[WHAT YOU WILL DO]:
Check each line of the entries below for the string "pays" and state how many lines have it, with no other text.

[DATA SHOWN]:
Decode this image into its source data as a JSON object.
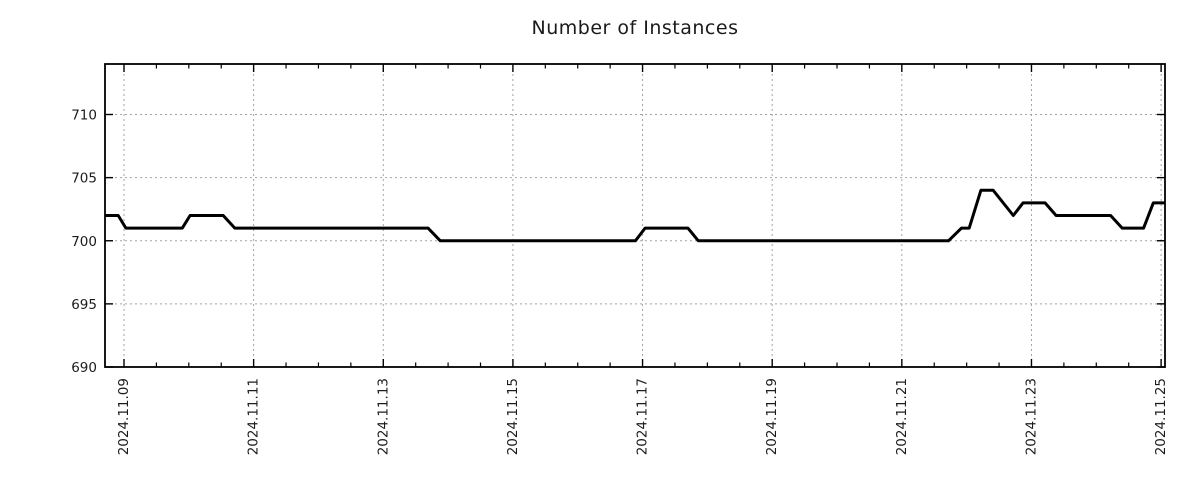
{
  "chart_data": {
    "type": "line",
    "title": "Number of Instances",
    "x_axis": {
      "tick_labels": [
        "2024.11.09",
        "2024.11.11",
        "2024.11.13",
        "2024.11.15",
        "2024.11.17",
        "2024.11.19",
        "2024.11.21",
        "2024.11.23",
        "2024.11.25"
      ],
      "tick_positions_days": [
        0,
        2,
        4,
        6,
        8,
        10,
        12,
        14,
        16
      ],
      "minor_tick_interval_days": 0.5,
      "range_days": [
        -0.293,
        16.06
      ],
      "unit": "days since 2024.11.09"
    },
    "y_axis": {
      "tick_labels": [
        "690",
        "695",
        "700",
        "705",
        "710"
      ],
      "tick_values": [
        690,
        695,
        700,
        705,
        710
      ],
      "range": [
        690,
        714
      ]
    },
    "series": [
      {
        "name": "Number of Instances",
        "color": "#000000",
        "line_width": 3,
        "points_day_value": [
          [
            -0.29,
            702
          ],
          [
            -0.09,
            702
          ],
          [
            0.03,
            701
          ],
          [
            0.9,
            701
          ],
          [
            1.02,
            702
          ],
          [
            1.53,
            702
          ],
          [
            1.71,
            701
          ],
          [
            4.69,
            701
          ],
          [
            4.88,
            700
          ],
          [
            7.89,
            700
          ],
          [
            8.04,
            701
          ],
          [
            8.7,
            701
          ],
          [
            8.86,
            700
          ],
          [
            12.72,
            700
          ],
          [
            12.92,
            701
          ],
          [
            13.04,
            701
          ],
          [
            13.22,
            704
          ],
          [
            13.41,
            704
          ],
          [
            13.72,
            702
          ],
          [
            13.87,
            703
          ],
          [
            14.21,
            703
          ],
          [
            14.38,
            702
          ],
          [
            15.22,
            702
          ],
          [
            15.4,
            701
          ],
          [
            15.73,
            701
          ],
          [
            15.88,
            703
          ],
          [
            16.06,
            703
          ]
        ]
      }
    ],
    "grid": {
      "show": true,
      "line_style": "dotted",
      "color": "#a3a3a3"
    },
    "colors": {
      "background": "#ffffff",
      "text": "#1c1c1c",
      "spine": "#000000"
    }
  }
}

...

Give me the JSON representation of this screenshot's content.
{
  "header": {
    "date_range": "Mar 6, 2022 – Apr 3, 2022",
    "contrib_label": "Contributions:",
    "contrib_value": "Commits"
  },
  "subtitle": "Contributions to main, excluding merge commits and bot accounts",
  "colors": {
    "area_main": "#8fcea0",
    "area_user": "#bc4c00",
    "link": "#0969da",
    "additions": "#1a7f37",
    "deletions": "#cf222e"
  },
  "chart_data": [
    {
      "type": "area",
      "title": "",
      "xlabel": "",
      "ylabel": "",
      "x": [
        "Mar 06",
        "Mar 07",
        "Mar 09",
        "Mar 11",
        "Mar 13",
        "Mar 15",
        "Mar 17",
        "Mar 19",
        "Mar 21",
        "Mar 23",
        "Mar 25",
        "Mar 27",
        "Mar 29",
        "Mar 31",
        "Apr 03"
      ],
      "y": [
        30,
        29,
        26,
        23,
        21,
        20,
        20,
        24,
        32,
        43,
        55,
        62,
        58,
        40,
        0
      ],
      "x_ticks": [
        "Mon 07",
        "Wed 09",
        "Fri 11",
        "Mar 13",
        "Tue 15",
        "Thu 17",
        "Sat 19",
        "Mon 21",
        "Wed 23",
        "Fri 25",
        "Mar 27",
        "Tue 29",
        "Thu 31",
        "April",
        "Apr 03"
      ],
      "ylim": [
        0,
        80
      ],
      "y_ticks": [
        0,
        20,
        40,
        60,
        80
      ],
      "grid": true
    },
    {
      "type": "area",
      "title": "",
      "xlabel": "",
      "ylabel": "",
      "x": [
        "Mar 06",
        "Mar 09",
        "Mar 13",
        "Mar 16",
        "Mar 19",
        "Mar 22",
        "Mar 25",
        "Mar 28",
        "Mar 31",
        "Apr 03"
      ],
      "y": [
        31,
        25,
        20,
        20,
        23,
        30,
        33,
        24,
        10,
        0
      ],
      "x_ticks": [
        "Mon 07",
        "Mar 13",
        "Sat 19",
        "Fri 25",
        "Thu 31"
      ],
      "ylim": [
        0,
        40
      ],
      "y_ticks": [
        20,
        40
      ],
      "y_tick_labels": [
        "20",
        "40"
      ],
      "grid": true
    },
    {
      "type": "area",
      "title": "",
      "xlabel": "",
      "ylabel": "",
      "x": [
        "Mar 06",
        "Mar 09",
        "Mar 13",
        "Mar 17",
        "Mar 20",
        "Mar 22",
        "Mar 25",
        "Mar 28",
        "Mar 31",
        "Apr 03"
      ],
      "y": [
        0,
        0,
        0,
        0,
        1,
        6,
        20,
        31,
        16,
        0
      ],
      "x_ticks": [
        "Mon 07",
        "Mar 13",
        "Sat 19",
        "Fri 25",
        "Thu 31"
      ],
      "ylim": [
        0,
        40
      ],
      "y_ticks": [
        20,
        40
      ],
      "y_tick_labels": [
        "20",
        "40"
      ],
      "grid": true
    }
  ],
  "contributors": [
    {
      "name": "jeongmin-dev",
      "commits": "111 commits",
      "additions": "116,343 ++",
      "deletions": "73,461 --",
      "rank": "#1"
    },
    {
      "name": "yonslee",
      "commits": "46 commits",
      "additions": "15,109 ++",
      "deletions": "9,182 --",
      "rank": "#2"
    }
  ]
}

* * *

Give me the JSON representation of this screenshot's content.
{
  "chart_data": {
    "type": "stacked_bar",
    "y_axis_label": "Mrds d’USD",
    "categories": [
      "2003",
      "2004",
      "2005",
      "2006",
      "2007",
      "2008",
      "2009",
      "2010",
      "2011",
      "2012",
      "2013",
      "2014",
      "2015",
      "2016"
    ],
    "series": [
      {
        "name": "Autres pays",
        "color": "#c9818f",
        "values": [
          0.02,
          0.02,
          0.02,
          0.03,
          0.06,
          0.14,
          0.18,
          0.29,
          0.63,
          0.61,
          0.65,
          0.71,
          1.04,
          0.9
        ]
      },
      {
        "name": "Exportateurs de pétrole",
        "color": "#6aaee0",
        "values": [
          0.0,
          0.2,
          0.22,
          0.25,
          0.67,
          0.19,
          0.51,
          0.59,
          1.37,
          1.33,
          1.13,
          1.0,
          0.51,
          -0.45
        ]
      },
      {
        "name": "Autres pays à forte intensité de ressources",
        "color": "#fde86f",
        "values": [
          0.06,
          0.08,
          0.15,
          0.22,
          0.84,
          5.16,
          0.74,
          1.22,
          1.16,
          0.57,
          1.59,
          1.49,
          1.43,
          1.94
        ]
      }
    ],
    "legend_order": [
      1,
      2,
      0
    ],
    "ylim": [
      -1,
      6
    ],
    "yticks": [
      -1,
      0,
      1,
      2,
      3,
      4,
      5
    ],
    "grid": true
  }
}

[ANSWER IN FULL]:
2